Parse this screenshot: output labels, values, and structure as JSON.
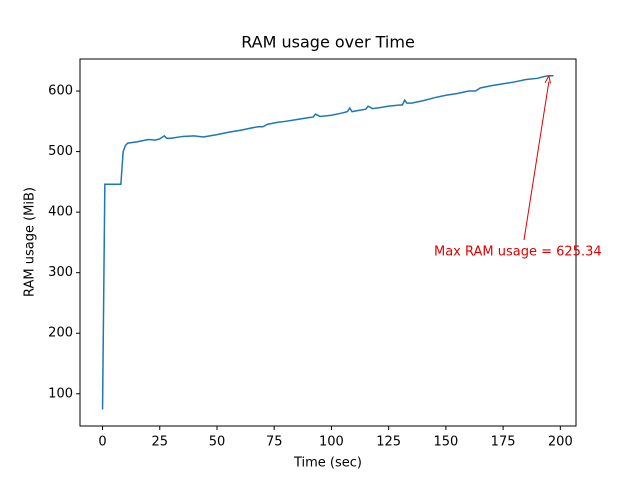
{
  "chart_data": {
    "type": "line",
    "title": "RAM usage over Time",
    "x_label": "Time (sec)",
    "y_label": "RAM usage (MiB)",
    "series": [
      {
        "name": "RAM usage",
        "color": "#1f77b4",
        "x": [
          0,
          1,
          8,
          9,
          10,
          11,
          15,
          20,
          23,
          25,
          27,
          28,
          30,
          35,
          40,
          44,
          50,
          55,
          60,
          65,
          68,
          70,
          72,
          76,
          80,
          85,
          90,
          92,
          93,
          95,
          100,
          105,
          107,
          108,
          109,
          112,
          115,
          116,
          118,
          120,
          125,
          130,
          131,
          132,
          133,
          135,
          140,
          145,
          150,
          155,
          160,
          163,
          165,
          170,
          175,
          180,
          185,
          190,
          193,
          195,
          197
        ],
        "values": [
          74,
          446,
          446,
          500,
          510,
          514,
          516,
          520,
          519,
          521,
          526,
          522,
          522,
          525,
          526,
          524,
          528,
          532,
          535,
          539,
          541,
          541,
          545,
          548,
          550,
          553,
          556,
          557,
          562,
          558,
          560,
          564,
          566,
          572,
          566,
          568,
          570,
          575,
          571,
          572,
          575,
          577,
          577,
          585,
          580,
          580,
          584,
          589,
          593,
          596,
          600,
          600,
          605,
          609,
          612,
          615,
          619,
          621,
          624,
          625.34,
          625.34
        ]
      }
    ],
    "xlim": [
      -9.85,
      206.85
    ],
    "ylim": [
      46.8,
      652.9
    ],
    "xticks": [
      0,
      25,
      50,
      75,
      100,
      125,
      150,
      175,
      200
    ],
    "yticks": [
      100,
      200,
      300,
      400,
      500,
      600
    ],
    "annotation": {
      "text": "Max RAM usage = 625.34",
      "color": "#e00000"
    }
  }
}
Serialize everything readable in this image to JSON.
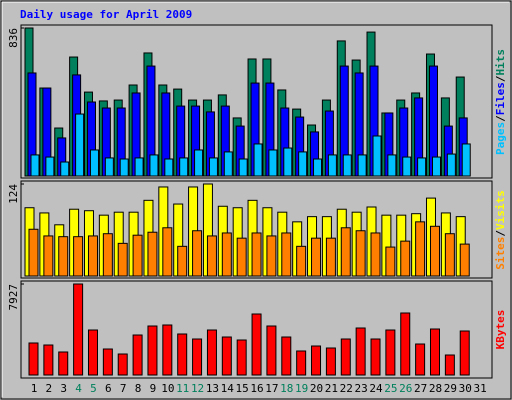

_Problem details_
Copy every line of the data exactly as written, excluding the pictures.

_Problem solution_
Parse this screenshot: output labels, values, and structure as JSON.
{
  "chart_data": {
    "type": "line",
    "title": "RAM usage over Time",
    "x_label": "Time (sec)",
    "y_label": "RAM usage (MiB)",
    "series": [
      {
        "name": "RAM usage",
        "color": "#1f77b4",
        "x": [
          0,
          1,
          8,
          9,
          10,
          11,
          15,
          20,
          23,
          25,
          27,
          28,
          30,
          35,
          40,
          44,
          50,
          55,
          60,
          65,
          68,
          70,
          72,
          76,
          80,
          85,
          90,
          92,
          93,
          95,
          100,
          105,
          107,
          108,
          109,
          112,
          115,
          116,
          118,
          120,
          125,
          130,
          131,
          132,
          133,
          135,
          140,
          145,
          150,
          155,
          160,
          163,
          165,
          170,
          175,
          180,
          185,
          190,
          193,
          195,
          197
        ],
        "values": [
          74,
          446,
          446,
          500,
          510,
          514,
          516,
          520,
          519,
          521,
          526,
          522,
          522,
          525,
          526,
          524,
          528,
          532,
          535,
          539,
          541,
          541,
          545,
          548,
          550,
          553,
          556,
          557,
          562,
          558,
          560,
          564,
          566,
          572,
          566,
          568,
          570,
          575,
          571,
          572,
          575,
          577,
          577,
          585,
          580,
          580,
          584,
          589,
          593,
          596,
          600,
          600,
          605,
          609,
          612,
          615,
          619,
          621,
          624,
          625.34,
          625.34
        ]
      }
    ],
    "xlim": [
      -9.85,
      206.85
    ],
    "ylim": [
      46.8,
      652.9
    ],
    "xticks": [
      0,
      25,
      50,
      75,
      100,
      125,
      150,
      175,
      200
    ],
    "yticks": [
      100,
      200,
      300,
      400,
      500,
      600
    ],
    "annotation": {
      "text": "Max RAM usage = 625.34",
      "color": "#e00000"
    }
  }
}
Serialize everything readable in this image to JSON.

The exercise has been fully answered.